SHORT PROBLEM:
Without altering anything, output the material below.

DATA RECORDS:
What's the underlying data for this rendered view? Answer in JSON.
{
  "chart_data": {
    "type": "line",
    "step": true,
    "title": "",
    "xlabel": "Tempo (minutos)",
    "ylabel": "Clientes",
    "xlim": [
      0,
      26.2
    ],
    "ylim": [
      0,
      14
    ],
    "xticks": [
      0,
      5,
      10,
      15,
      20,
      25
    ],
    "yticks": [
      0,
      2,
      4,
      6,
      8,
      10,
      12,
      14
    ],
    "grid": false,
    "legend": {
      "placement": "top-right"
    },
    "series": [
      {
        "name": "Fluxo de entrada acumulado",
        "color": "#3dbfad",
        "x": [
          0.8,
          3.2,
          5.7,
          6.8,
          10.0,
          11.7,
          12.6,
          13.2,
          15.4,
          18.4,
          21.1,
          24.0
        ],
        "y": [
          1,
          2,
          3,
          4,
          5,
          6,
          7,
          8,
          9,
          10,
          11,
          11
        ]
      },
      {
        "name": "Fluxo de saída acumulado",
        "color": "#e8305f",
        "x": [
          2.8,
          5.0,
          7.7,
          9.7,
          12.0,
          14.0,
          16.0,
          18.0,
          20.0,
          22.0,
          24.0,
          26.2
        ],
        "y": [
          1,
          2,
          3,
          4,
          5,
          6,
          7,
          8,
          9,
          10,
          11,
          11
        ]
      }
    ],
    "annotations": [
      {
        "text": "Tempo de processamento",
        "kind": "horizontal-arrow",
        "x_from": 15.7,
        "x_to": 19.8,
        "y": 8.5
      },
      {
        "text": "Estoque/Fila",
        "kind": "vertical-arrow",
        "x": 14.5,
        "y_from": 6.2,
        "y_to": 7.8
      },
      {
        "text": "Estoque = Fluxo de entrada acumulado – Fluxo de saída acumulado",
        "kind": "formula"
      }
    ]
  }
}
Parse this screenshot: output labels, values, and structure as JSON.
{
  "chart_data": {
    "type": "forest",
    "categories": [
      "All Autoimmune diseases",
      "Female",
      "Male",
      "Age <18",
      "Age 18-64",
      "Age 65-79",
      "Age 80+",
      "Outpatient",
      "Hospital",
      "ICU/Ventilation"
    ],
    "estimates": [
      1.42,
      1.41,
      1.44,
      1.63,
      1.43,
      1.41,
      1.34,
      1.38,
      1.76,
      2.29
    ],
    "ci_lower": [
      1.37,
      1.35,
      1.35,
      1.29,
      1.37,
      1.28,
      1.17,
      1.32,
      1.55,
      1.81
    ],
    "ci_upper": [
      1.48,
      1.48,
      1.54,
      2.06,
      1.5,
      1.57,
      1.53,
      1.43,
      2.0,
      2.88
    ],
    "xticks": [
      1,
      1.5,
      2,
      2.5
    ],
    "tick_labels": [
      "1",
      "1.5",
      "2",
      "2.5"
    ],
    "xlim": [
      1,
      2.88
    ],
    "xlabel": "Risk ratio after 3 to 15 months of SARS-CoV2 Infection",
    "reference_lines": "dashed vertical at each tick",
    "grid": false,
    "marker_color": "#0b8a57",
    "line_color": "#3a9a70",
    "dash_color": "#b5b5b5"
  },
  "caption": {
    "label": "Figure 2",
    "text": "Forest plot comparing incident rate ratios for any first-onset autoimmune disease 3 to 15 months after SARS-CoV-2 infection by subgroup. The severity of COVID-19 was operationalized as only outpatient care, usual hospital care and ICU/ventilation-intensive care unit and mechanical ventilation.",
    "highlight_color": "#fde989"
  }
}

EXERCISE ANSWER:
What's the underlying data for this rendered view? Answer in JSON.
{
  "chart_data": {
    "type": "line",
    "step": true,
    "title": "",
    "xlabel": "Tempo (minutos)",
    "ylabel": "Clientes",
    "xlim": [
      0,
      26.2
    ],
    "ylim": [
      0,
      14
    ],
    "xticks": [
      0,
      5,
      10,
      15,
      20,
      25
    ],
    "yticks": [
      0,
      2,
      4,
      6,
      8,
      10,
      12,
      14
    ],
    "grid": false,
    "legend": {
      "placement": "top-right"
    },
    "series": [
      {
        "name": "Fluxo de entrada acumulado",
        "color": "#3dbfad",
        "x": [
          0.8,
          3.2,
          5.7,
          6.8,
          10.0,
          11.7,
          12.6,
          13.2,
          15.4,
          18.4,
          21.1,
          24.0
        ],
        "y": [
          1,
          2,
          3,
          4,
          5,
          6,
          7,
          8,
          9,
          10,
          11,
          11
        ]
      },
      {
        "name": "Fluxo de saída acumulado",
        "color": "#e8305f",
        "x": [
          2.8,
          5.0,
          7.7,
          9.7,
          12.0,
          14.0,
          16.0,
          18.0,
          20.0,
          22.0,
          24.0,
          26.2
        ],
        "y": [
          1,
          2,
          3,
          4,
          5,
          6,
          7,
          8,
          9,
          10,
          11,
          11
        ]
      }
    ],
    "annotations": [
      {
        "text": "Tempo de processamento",
        "kind": "horizontal-arrow",
        "x_from": 15.7,
        "x_to": 19.8,
        "y": 8.5
      },
      {
        "text": "Estoque/Fila",
        "kind": "vertical-arrow",
        "x": 14.5,
        "y_from": 6.2,
        "y_to": 7.8
      },
      {
        "text": "Estoque = Fluxo de entrada acumulado – Fluxo de saída acumulado",
        "kind": "formula"
      }
    ]
  }
}
Parse this screenshot: output labels, values, and structure as JSON.
{
  "chart_data": {
    "type": "forest",
    "categories": [
      "All Autoimmune diseases",
      "Female",
      "Male",
      "Age <18",
      "Age 18-64",
      "Age 65-79",
      "Age 80+",
      "Outpatient",
      "Hospital",
      "ICU/Ventilation"
    ],
    "estimates": [
      1.42,
      1.41,
      1.44,
      1.63,
      1.43,
      1.41,
      1.34,
      1.38,
      1.76,
      2.29
    ],
    "ci_lower": [
      1.37,
      1.35,
      1.35,
      1.29,
      1.37,
      1.28,
      1.17,
      1.32,
      1.55,
      1.81
    ],
    "ci_upper": [
      1.48,
      1.48,
      1.54,
      2.06,
      1.5,
      1.57,
      1.53,
      1.43,
      2.0,
      2.88
    ],
    "xticks": [
      1,
      1.5,
      2,
      2.5
    ],
    "tick_labels": [
      "1",
      "1.5",
      "2",
      "2.5"
    ],
    "xlim": [
      1,
      2.88
    ],
    "xlabel": "Risk ratio after 3 to 15 months of SARS-CoV2 Infection",
    "reference_lines": "dashed vertical at each tick",
    "grid": false,
    "marker_color": "#0b8a57",
    "line_color": "#3a9a70",
    "dash_color": "#b5b5b5"
  },
  "caption": {
    "label": "Figure 2",
    "text": "Forest plot comparing incident rate ratios for any first-onset autoimmune disease 3 to 15 months after SARS-CoV-2 infection by subgroup. The severity of COVID-19 was operationalized as only outpatient care, usual hospital care and ICU/ventilation-intensive care unit and mechanical ventilation.",
    "highlight_color": "#fde989"
  }
}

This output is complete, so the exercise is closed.